>>

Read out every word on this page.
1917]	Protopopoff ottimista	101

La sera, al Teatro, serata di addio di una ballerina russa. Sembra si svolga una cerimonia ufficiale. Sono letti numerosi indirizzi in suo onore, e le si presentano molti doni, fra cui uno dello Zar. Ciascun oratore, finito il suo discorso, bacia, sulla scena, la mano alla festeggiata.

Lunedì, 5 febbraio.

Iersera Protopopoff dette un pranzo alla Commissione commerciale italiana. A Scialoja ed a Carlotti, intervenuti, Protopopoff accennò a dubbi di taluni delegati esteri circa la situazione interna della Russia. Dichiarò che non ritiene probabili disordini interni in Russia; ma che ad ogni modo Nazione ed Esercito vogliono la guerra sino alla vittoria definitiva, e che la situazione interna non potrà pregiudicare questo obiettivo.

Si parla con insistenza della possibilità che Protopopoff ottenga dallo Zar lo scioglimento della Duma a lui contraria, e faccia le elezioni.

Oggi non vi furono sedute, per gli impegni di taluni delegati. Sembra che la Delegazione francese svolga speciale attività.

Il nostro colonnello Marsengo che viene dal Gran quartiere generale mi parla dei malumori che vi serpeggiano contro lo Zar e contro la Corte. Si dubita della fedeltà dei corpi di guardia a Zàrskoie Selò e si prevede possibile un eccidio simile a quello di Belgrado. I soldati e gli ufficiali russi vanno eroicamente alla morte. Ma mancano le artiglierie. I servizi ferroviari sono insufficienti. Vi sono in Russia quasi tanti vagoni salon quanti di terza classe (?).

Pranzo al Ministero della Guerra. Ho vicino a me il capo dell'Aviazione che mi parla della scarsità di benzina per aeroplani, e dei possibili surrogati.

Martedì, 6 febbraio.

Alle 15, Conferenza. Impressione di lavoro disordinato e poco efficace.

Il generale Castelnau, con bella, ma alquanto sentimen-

<<

What is needed: Pick every line with "svolga" in it and copy it.

Result:
La sera, al Teatro, serata di addio di una ballerina russa. Sembra si svolga una cerimonia ufficiale. Sono letti numerosi indirizzi in suo onore, e le si presentano molti doni, fra cui uno dello Zar. Ciascun oratore, finito il suo discorso, bacia, sulla scena, la mano alla festeggiata.
Oggi non vi furono sedute, per gli impegni di taluni delegati. Sembra che la Delegazione francese svolga speciale attività.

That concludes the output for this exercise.